- Stated task: Look for the word "seront" in the entries below, then copy every line that has it.

- The records:
%%
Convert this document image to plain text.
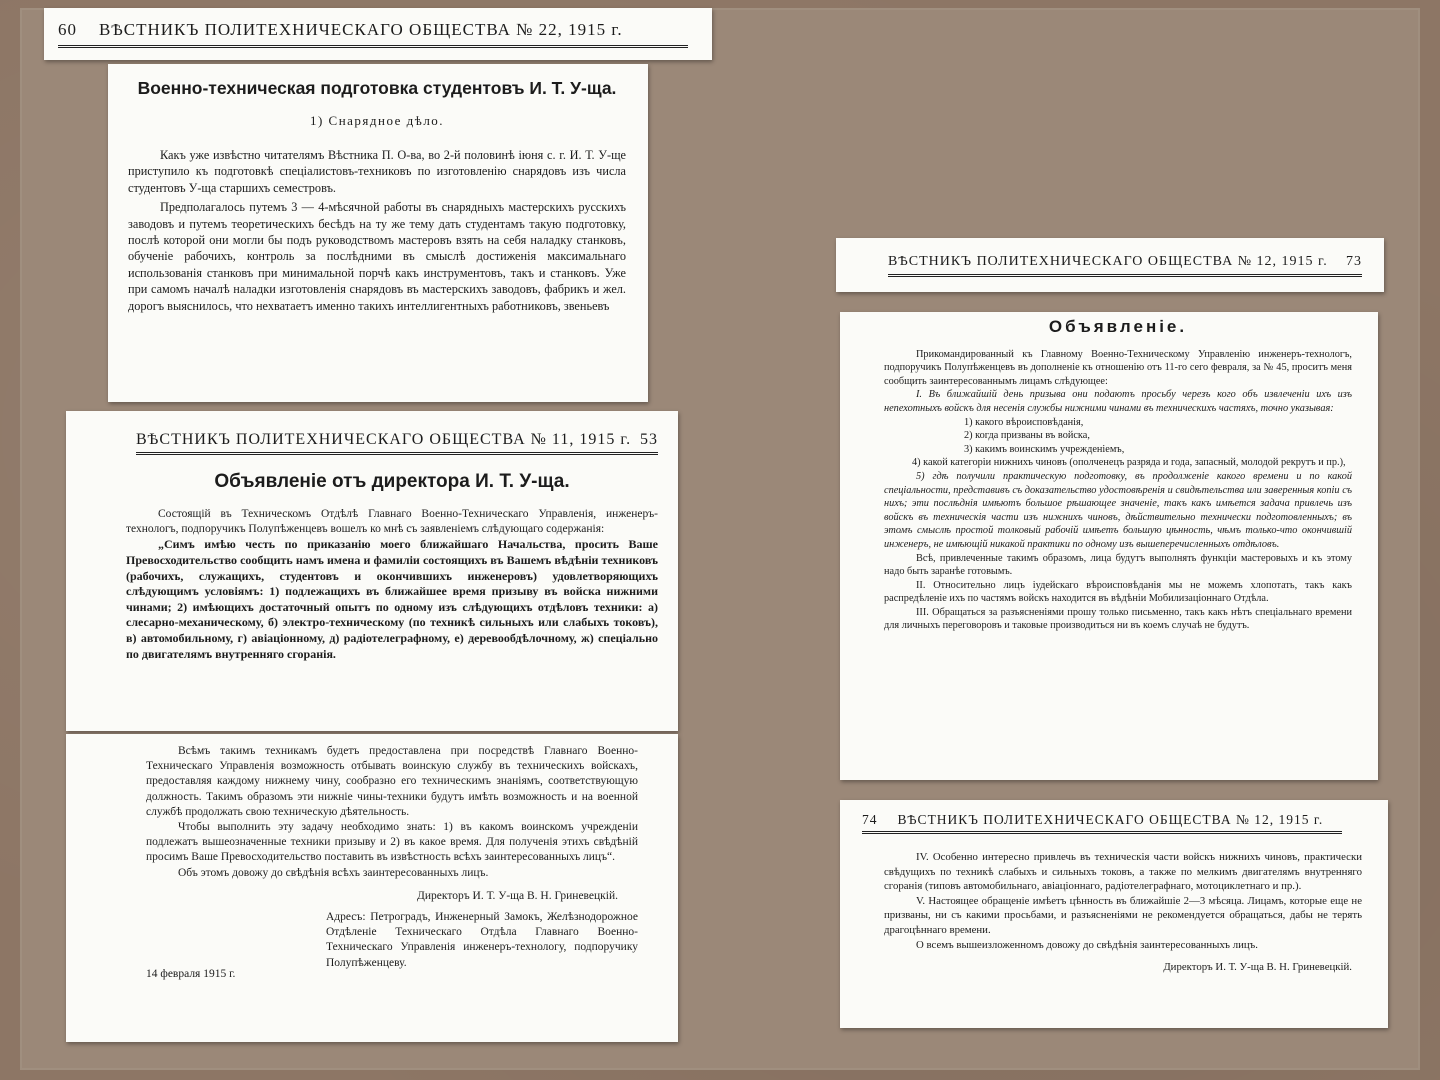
60 ВѢСТНИКЪ ПОЛИТЕХНИЧЕСКАГО ОБЩЕСТВА № 22, 1915 г.
Военно-техническая подготовка студентовъ И. Т. У-ща.
1) Снарядное дѣло.

Какъ уже извѣстно читателямъ Вѣстника П. О-ва, во 2-й половинѣ іюня с. г. И. Т. У-ще приступило къ подготовкѣ спеціалистовъ-техниковъ по изготовленію снарядовъ изъ числа студентовъ У-ща старшихъ семестровъ.

Предполагалось путемъ 3 — 4-мѣсячной работы въ снарядныхъ мастерскихъ русскихъ заводовъ и путемъ теоретическихъ бесѣдъ на ту же тему дать студентамъ такую подготовку, послѣ которой они могли бы подъ руководствомъ мастеровъ взять на себя наладку станковъ, обученіе рабочихъ, контроль за послѣдними въ смыслѣ достиженія максимальнаго использованія станковъ при минимальной порчѣ какъ инструментовъ, такъ и станковъ. Уже при самомъ началѣ наладки изготовленія снарядовъ въ мастерскихъ заводовъ, фабрикъ и жел. дорогъ выяснилось, что нехватаетъ именно такихъ интеллигентныхъ работниковъ, звеньевъ

ВѢСТНИКЪ ПОЛИТЕХНИЧЕСКАГО ОБЩЕСТВА № 11, 1915 г. 53
Объявленіе отъ директора И. Т. У-ща.

Состоящій въ Техническомъ Отдѣлѣ Главнаго Военно-Техническаго Управленія, инженеръ-технологъ, подпоручикъ Полупѣженцевъ вошелъ ко мнѣ съ заявленіемъ слѣдующаго содержанія:

„Симъ имѣю честь по приказанію моего ближайшаго Начальства, просить Ваше Превосходительство сообщить намъ имена и фамиліи состоящихъ въ Вашемъ вѣдѣніи техниковъ (рабочихъ, служащихъ, студентовъ и окончившихъ инженеровъ) удовлетворяющихъ слѣдующимъ условіямъ: 1) подлежащихъ въ ближайшее время призыву въ войска нижними чинами; 2) имѣющихъ достаточный опытъ по одному изъ слѣдующихъ отдѣловъ техники: а) слесарно-механическому, б) электро-техническому (по техникѣ сильныхъ или слабыхъ токовъ), в) автомобильному, г) авіаціонному, д) радіотелеграфному, е) деревообдѣлочному, ж) спеціально по двигателямъ внутренняго сгоранія.

Всѣмъ такимъ техникамъ будетъ предоставлена при посредствѣ Главнаго Военно-Техническаго Управленія возможность отбывать воинскую службу въ техническихъ войскахъ, предоставляя каждому нижнему чину, сообразно его техническимъ знаніямъ, соответствующую должность. Такимъ образомъ эти нижніе чины-техники будутъ имѣть возможность и на военной службѣ продолжать свою техническую дѣятельность.

Чтобы выполнить эту задачу необходимо знать: 1) въ какомъ воинскомъ учрежденіи подлежатъ вышеозначенные техники призыву и 2) въ какое время. Для полученія этихъ свѣдѣній просимъ Ваше Превосходительство поставить въ извѣстность всѣхъ заинтересованныхъ лицъ“.

Объ этомъ довожу до свѣдѣнія всѣхъ заинтересованныхъ лицъ.

Директоръ И. Т. У-ща В. Н. Гриневецкій.
Адресъ: Петроградъ, Инженерный Замокъ, Желѣзнодорожное Отдѣленіе Техническаго Отдѣла Главнаго Военно-Техническаго Управленія инженеръ-технологу, подпоручику Полупѣженцеву.
14 февраля 1915 г.
ВѢСТНИКЪ ПОЛИТЕХНИЧЕСКАГО ОБЩЕСТВА № 12, 1915 г. 73
Объявленіе.

Прикомандированный къ Главному Военно-Техническому Управленію инженеръ-технологъ, подпоручикъ Полупѣженцевъ въ дополненіе къ отношенію отъ 11-го сего февраля, за № 45, проситъ меня сообщить заинтересованнымъ лицамъ слѣдующее:

I. Въ ближайшій день призыва они подаютъ просьбу черезъ кого объ извлеченіи ихъ изъ непехотныхъ войскъ для несенія службы нижними чинами въ техническихъ частяхъ, точно указывая:

1) какого вѣроисповѣданія,
2) когда призваны въ войска,
3) какимъ воинскимъ учрежденіемъ,
4) какой категоріи нижнихъ чиновъ (ополченецъ разряда и года, запасный, молодой рекрутъ и пр.),

5) гдѣ получили практическую подготовку, въ продолженіе какого времени и по какой спеціальности, представивъ съ доказательство удостовѣренія и свидѣтельства или заверенныя копіи съ нихъ; эти послѣднія имѣютъ большое рѣшающее значеніе, такъ какъ имѣется задача привлечь изъ войскъ въ техническія части изъ нижнихъ чиновъ, дѣйствительно технически подготовленныхъ; въ этомъ смыслѣ простой толковый рабочій имѣетъ большую цѣнность, чѣмъ только-что окончившій инженеръ, не имѣющій никакой практики по одному изъ вышеперечисленныхъ отдѣловъ.

Всѣ, привлеченные такимъ образомъ, лица будутъ выполнять функціи мастеровыхъ и къ этому надо быть заранѣе готовымъ.

II. Относительно лицъ іудейскаго вѣроисповѣданія мы не можемъ хлопотать, такъ какъ распредѣленіе ихъ по частямъ войскъ находится въ вѣдѣніи Мобилизаціоннаго Отдѣла.

III. Обращаться за разъясненіями прошу только письменно, такъ какъ нѣтъ спеціальнаго времени для личныхъ переговоровъ и таковые производиться ни въ коемъ случаѣ не будутъ.

74 ВѢСТНИКЪ ПОЛИТЕХНИЧЕСКАГО ОБЩЕСТВА № 12, 1915 г.

IV. Особенно интересно привлечь въ техническія части войскъ нижнихъ чиновъ, практически свѣдущихъ по техникѣ слабыхъ и сильныхъ токовъ, а также по мелкимъ двигателямъ внутренняго сгоранія (типовъ автомобильнаго, авіаціоннаго, радіотелеграфнаго, мотоциклетнаго и пр.).

V. Настоящее обращеніе имѣетъ цѣнность въ ближайшіе 2—3 мѣсяца. Лицамъ, которые еще не призваны, ни съ какими просьбами, и разъясненіями не рекомендуется обращаться, дабы не терять драгоцѣннаго времени.

О всемъ вышеизложенномъ довожу до свѣдѣнія заинтересованныхъ лицъ.

Директоръ И. Т. У-ща В. Н. Гриневецкій.
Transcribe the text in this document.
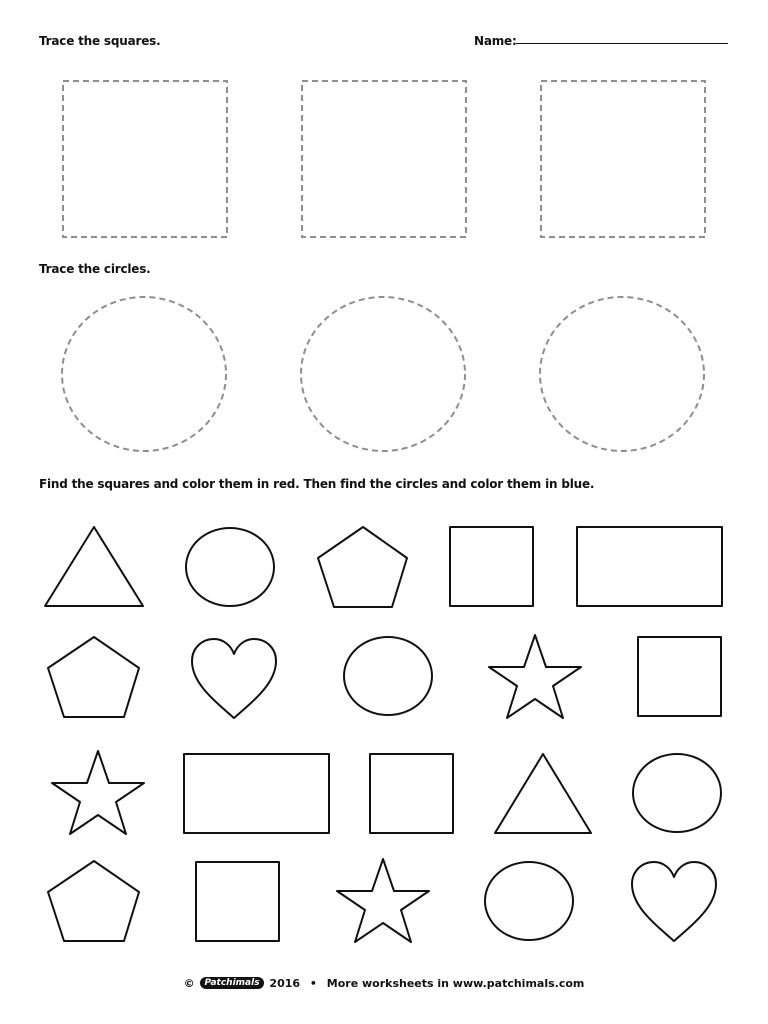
Trace the squares.	Name:
Trace the circles.
Find the squares and color them in red. Then find the circles and color them in blue.
© Patchimals 2016 • More worksheets in www.patchimals.com
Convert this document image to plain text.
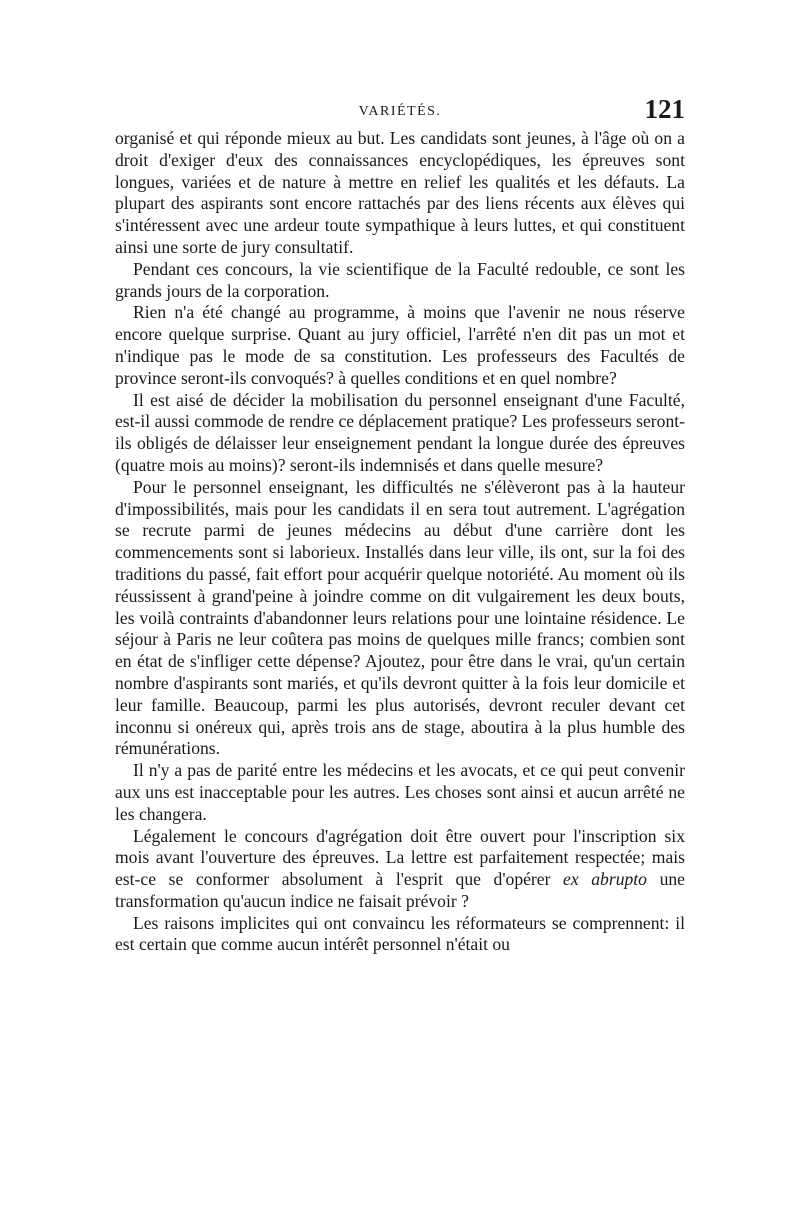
VARIÉTÉS.	121

organisé et qui réponde mieux au but. Les candidats sont jeunes, à l'âge où on a droit d'exiger d'eux des connaissances encyclopédiques, les épreuves sont longues, variées et de nature à mettre en relief les qualités et les défauts. La plupart des aspirants sont encore rattachés par des liens récents aux élèves qui s'intéressent avec une ardeur toute sympathique à leurs luttes, et qui constituent ainsi une sorte de jury consultatif.

Pendant ces concours, la vie scientifique de la Faculté redouble, ce sont les grands jours de la corporation.

Rien n'a été changé au programme, à moins que l'avenir ne nous réserve encore quelque surprise. Quant au jury officiel, l'arrêté n'en dit pas un mot et n'indique pas le mode de sa constitution. Les professeurs des Facultés de province seront-ils convoqués? à quelles conditions et en quel nombre?

Il est aisé de décider la mobilisation du personnel enseignant d'une Faculté, est-il aussi commode de rendre ce déplacement pratique? Les professeurs seront-ils obligés de délaisser leur enseignement pendant la longue durée des épreuves (quatre mois au moins)? seront-ils indemnisés et dans quelle mesure?

Pour le personnel enseignant, les difficultés ne s'élèveront pas à la hauteur d'impossibilités, mais pour les candidats il en sera tout autrement. L'agrégation se recrute parmi de jeunes médecins au début d'une carrière dont les commencements sont si laborieux. Installés dans leur ville, ils ont, sur la foi des traditions du passé, fait effort pour acquérir quelque notoriété. Au moment où ils réussissent à grand'peine à joindre comme on dit vulgairement les deux bouts, les voilà contraints d'abandonner leurs relations pour une lointaine résidence. Le séjour à Paris ne leur coûtera pas moins de quelques mille francs; combien sont en état de s'infliger cette dépense? Ajoutez, pour être dans le vrai, qu'un certain nombre d'aspirants sont mariés, et qu'ils devront quitter à la fois leur domicile et leur famille. Beaucoup, parmi les plus autorisés, devront reculer devant cet inconnu si onéreux qui, après trois ans de stage, aboutira à la plus humble des rémunérations.

Il n'y a pas de parité entre les médecins et les avocats, et ce qui peut convenir aux uns est inacceptable pour les autres. Les choses sont ainsi et aucun arrêté ne les changera.

Légalement le concours d'agrégation doit être ouvert pour l'inscription six mois avant l'ouverture des épreuves. La lettre est parfaitement respectée; mais est-ce se conformer absolument à l'esprit que d'opérer ex abrupto une transformation qu'aucun indice ne faisait prévoir ?

Les raisons implicites qui ont convaincu les réformateurs se comprennent: il est certain que comme aucun intérêt personnel n'était ou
%%
- Task solution:
Rien n'a été changé au programme, à moins que l'avenir ne nous réserve encore quelque surprise. Quant au jury officiel, l'arrêté n'en dit pas un mot et n'indique pas le mode de sa constitution. Les professeurs des Facultés de province seront-ils convoqués? à quelles conditions et en quel nombre?
Il est aisé de décider la mobilisation du personnel enseignant d'une Faculté, est-il aussi commode de rendre ce déplacement pratique? Les professeurs seront-ils obligés de délaisser leur enseignement pendant la longue durée des épreuves (quatre mois au moins)? seront-ils indemnisés et dans quelle mesure?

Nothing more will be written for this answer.